**Given problem:**
State the count of lines below in which the word "białek" appears, and add nothing.

**Dataset entries:**

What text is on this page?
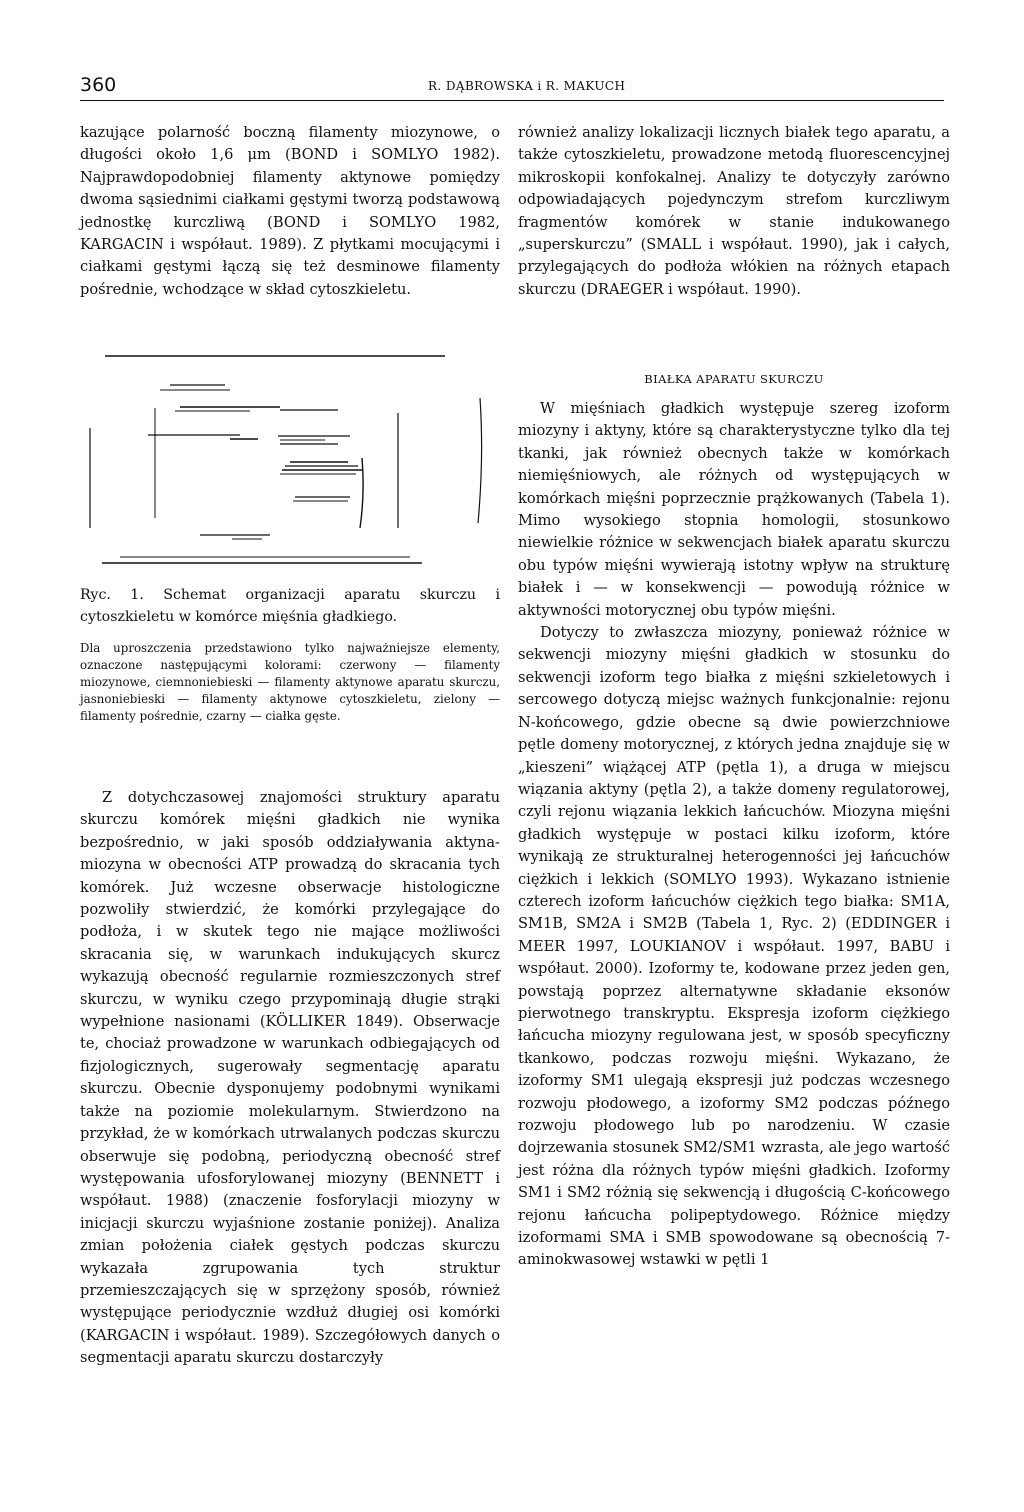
360	R. DĄBROWSKA i R. MAKUCH

kazujące polarność boczną filamenty miozynowe, o długości około 1,6 μm (BOND i SOMLYO 1982). Najprawdopodobniej filamenty aktynowe pomiędzy dwoma sąsiednimi ciałkami gęstymi tworzą podstawową jednostkę kurczliwą (BOND i SOMLYO 1982, KARGACIN i współaut. 1989). Z płytkami mocującymi i ciałkami gęstymi łączą się też desminowe filamenty pośrednie, wchodzące w skład cytoszkieletu.

również analizy lokalizacji licznych białek tego aparatu, a także cytoszkieletu, prowadzone metodą fluorescencyjnej mikroskopii konfokalnej. Analizy te dotyczyły zarówno odpowiadających pojedynczym strefom kurczliwym fragmentów komórek w stanie indukowanego „superskurczu” (SMALL i współaut. 1990), jak i całych, przylegających do podłoża włókien na różnych etapach skurczu (DRAEGER i współaut. 1990).

Ryc. 1. Schemat organizacji aparatu skurczu i cytoszkieletu w komórce mięśnia gładkiego.

Dla uproszczenia przedstawiono tylko najważniejsze elementy, oznaczone następującymi kolorami: czerwony — filamenty miozynowe, ciemnoniebieski — filamenty aktynowe aparatu skurczu, jasnoniebieski — filamenty aktynowe cytoszkieletu, zielony — filamenty pośrednie, czarny — ciałka gęste.

Z dotychczasowej znajomości struktury aparatu skurczu komórek mięśni gładkich nie wynika bezpośrednio, w jaki sposób oddziaływania aktyna-miozyna w obecności ATP prowadzą do skracania tych komórek. Już wczesne obserwacje histologiczne pozwoliły stwierdzić, że komórki przylegające do podłoża, i w skutek tego nie mające możliwości skracania się, w warunkach indukujących skurcz wykazują obecność regularnie rozmieszczonych stref skurczu, w wyniku czego przypominają długie strąki wypełnione nasionami (KÖLLIKER 1849). Obserwacje te, chociaż prowadzone w warunkach odbiegających od fizjologicznych, sugerowały segmentację aparatu skurczu. Obecnie dysponujemy podobnymi wynikami także na poziomie molekularnym. Stwierdzono na przykład, że w komórkach utrwalanych podczas skurczu obserwuje się podobną, periodyczną obecność stref występowania ufosforylowanej miozyny (BENNETT i współaut. 1988) (znaczenie fosforylacji miozyny w inicjacji skurczu wyjaśnione zostanie poniżej). Analiza zmian położenia ciałek gęstych podczas skurczu wykazała zgrupowania tych struktur przemieszczających się w sprzężony sposób, również występujące periodycznie wzdłuż długiej osi komórki (KARGACIN i współaut. 1989). Szczegółowych danych o segmentacji aparatu skurczu dostarczyły

BIAŁKA APARATU SKURCZU

W mięśniach gładkich występuje szereg izoform miozyny i aktyny, które są charakterystyczne tylko dla tej tkanki, jak również obecnych także w komórkach niemięśniowych, ale różnych od występujących w komórkach mięśni poprzecznie prążkowanych (Tabela 1). Mimo wysokiego stopnia homologii, stosunkowo niewielkie różnice w sekwencjach białek aparatu skurczu obu typów mięśni wywierają istotny wpływ na strukturę białek i — w konsekwencji — powodują różnice w aktywności motorycznej obu typów mięśni.

Dotyczy to zwłaszcza miozyny, ponieważ różnice w sekwencji miozyny mięśni gładkich w stosunku do sekwencji izoform tego białka z mięśni szkieletowych i sercowego dotyczą miejsc ważnych funkcjonalnie: rejonu N-końcowego, gdzie obecne są dwie powierzchniowe pętle domeny motorycznej, z których jedna znajduje się w „kieszeni” wiążącej ATP (pętla 1), a druga w miejscu wiązania aktyny (pętla 2), a także domeny regulatorowej, czyli rejonu wiązania lekkich łańcuchów. Miozyna mięśni gładkich występuje w postaci kilku izoform, które wynikają ze strukturalnej heterogenności jej łańcuchów ciężkich i lekkich (SOMLYO 1993). Wykazano istnienie czterech izoform łańcuchów ciężkich tego białka: SM1A, SM1B, SM2A i SM2B (Tabela 1, Ryc. 2) (EDDINGER i MEER 1997, LOUKIANOV i współaut. 1997, BABU i współaut. 2000). Izoformy te, kodowane przez jeden gen, powstają poprzez alternatywne składanie eksonów pierwotnego transkryptu. Ekspresja izoform ciężkiego łańcucha miozyny regulowana jest, w sposób specyficzny tkankowo, podczas rozwoju mięśni. Wykazano, że izoformy SM1 ulegają ekspresji już podczas wczesnego rozwoju płodowego, a izoformy SM2 podczas późnego rozwoju płodowego lub po narodzeniu. W czasie dojrzewania stosunek SM2/SM1 wzrasta, ale jego wartość jest różna dla różnych typów mięśni gładkich. Izoformy SM1 i SM2 różnią się sekwencją i długością C-końcowego rejonu łańcucha polipeptydowego. Różnice między izoformami SMA i SMB spowodowane są obecnością 7-aminokwasowej wstawki w pętli 1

**Task response:**
2